Task prompt. Pull out each line of the records holding the string "direcionamento".

Provided data.
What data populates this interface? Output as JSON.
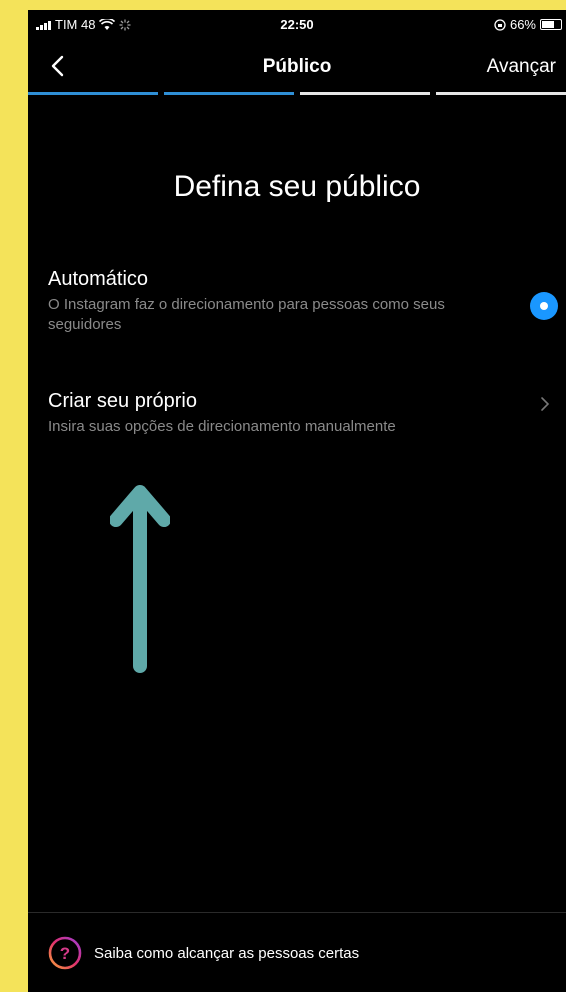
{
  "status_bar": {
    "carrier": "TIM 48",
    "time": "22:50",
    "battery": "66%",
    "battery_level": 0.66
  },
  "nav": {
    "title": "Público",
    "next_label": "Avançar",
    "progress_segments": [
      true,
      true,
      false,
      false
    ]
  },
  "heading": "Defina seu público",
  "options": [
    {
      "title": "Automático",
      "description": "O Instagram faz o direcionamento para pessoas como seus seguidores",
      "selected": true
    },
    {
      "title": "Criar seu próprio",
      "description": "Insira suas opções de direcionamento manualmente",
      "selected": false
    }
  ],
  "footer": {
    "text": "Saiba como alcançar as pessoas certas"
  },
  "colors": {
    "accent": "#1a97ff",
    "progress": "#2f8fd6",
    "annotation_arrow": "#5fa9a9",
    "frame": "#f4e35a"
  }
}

...

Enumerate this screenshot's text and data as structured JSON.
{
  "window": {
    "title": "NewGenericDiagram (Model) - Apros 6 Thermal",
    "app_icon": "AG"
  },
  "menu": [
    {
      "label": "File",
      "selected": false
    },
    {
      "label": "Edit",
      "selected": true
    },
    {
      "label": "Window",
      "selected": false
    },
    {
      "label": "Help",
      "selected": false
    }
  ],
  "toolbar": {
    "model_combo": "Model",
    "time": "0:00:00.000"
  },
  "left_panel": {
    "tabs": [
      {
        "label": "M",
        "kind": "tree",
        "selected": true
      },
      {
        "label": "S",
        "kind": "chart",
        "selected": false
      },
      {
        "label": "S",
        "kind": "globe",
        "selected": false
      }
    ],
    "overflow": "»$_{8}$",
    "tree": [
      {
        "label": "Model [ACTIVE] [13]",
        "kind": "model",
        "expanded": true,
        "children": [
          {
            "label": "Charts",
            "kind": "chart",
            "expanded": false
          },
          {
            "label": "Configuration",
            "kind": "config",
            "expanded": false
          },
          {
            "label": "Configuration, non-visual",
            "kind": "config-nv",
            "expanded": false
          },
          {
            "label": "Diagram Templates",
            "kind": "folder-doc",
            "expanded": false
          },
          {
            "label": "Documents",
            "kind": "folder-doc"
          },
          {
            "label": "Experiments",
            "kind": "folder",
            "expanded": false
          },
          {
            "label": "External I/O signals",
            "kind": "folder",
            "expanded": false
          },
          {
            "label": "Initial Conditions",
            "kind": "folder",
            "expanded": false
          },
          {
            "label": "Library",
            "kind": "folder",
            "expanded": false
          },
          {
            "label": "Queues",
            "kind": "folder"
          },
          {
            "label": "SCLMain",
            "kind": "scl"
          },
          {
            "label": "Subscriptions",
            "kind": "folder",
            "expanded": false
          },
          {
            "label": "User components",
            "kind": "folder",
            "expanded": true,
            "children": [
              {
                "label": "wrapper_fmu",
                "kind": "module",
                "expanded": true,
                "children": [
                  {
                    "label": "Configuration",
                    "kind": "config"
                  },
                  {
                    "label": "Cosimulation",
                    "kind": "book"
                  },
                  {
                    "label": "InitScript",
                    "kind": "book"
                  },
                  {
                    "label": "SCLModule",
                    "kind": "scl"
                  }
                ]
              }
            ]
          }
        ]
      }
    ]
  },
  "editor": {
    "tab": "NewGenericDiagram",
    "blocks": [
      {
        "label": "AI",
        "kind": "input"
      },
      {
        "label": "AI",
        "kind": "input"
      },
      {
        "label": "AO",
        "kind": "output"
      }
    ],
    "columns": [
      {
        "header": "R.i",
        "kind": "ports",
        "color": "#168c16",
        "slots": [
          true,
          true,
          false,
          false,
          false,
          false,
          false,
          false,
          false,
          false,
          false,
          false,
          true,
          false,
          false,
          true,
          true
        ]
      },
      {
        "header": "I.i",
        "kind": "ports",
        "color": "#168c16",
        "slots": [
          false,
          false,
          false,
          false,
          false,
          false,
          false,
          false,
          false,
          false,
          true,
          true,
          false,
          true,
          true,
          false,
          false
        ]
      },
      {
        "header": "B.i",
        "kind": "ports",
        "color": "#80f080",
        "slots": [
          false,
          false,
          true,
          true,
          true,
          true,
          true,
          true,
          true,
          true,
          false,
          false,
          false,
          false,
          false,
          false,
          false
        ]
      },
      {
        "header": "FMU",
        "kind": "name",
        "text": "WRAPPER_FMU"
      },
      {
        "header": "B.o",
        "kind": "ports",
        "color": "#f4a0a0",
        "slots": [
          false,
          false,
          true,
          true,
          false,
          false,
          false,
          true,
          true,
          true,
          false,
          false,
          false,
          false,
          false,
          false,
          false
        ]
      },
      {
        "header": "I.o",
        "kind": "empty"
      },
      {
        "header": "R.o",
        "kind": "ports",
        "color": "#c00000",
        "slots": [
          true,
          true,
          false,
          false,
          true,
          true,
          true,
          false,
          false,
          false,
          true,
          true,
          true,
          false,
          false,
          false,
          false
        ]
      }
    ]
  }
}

==

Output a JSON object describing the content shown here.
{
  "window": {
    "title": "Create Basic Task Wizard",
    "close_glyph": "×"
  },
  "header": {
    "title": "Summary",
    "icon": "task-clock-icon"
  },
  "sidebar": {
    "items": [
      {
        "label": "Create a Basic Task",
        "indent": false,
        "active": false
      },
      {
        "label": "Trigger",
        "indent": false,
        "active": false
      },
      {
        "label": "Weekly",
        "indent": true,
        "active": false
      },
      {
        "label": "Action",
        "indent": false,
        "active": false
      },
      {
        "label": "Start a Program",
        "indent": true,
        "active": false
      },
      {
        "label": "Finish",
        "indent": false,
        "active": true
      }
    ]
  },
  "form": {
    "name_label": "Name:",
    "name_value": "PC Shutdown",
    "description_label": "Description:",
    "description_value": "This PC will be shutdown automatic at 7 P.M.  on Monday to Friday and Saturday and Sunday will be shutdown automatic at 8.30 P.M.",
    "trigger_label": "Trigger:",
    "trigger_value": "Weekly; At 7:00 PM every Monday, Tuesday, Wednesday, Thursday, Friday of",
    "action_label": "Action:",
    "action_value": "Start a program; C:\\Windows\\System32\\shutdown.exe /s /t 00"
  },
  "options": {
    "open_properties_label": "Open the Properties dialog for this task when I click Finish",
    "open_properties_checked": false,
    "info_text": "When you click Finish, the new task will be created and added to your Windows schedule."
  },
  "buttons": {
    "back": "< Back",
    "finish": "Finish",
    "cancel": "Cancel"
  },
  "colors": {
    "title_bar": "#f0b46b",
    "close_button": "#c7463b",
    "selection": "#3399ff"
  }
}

Reply.
      "description": "O Instagram faz o direcionamento para pessoas como seus seguidores",
      "description": "Insira suas opções de direcionamento manualmente",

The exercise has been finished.